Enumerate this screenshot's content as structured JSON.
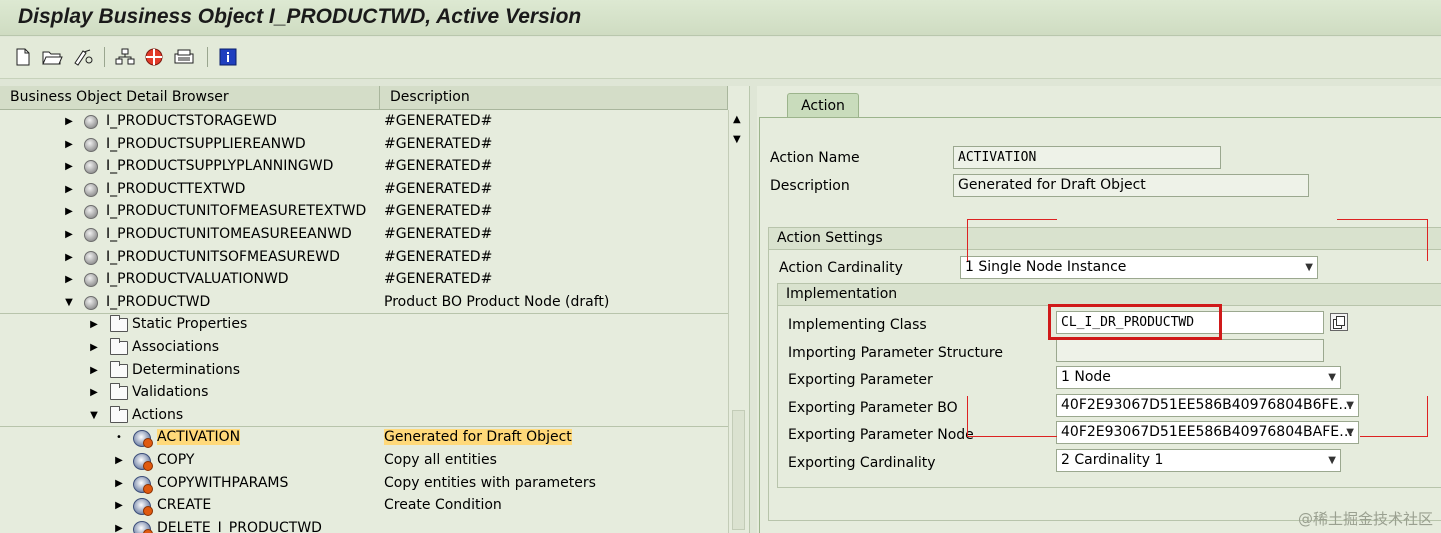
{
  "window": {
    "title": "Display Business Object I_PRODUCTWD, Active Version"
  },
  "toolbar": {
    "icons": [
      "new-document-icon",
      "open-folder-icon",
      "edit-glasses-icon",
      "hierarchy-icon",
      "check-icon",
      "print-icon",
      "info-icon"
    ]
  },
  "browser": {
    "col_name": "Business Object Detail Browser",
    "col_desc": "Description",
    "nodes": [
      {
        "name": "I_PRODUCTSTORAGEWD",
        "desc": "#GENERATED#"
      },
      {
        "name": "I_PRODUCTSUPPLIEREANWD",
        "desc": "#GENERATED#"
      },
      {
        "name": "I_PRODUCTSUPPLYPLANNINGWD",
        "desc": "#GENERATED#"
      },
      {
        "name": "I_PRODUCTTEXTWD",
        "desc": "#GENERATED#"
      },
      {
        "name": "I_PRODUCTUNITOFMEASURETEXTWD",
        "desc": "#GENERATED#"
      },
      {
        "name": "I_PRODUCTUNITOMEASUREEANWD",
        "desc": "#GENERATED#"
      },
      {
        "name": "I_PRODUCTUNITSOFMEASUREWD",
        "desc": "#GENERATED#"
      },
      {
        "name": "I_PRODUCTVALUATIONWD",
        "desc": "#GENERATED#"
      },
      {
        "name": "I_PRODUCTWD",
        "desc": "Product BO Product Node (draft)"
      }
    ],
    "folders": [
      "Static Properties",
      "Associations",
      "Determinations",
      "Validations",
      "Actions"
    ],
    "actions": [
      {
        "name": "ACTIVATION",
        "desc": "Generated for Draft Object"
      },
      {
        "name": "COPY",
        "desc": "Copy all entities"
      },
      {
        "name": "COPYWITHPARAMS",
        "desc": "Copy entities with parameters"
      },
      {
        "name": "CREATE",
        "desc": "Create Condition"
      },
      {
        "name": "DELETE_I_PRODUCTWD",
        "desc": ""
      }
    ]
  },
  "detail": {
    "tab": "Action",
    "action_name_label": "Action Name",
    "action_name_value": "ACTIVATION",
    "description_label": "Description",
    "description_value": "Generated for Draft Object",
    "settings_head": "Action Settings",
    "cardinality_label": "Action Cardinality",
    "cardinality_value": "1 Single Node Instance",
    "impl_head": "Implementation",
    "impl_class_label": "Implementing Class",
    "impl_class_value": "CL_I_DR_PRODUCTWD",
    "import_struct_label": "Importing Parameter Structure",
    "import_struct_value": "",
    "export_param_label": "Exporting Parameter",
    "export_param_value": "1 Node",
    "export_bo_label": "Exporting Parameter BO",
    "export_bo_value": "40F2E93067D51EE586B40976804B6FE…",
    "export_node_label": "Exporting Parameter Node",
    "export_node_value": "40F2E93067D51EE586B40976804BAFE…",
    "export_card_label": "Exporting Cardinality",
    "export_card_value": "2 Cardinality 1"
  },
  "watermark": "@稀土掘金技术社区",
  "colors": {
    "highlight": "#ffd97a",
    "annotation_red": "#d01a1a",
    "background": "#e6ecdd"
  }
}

__________________________________________________

§ Exercise task
Read through the data and copy every line where "ACTIVATION" shows up.

§ Response below
        "name": "ACTIVATION",
    "action_name_value": "ACTIVATION",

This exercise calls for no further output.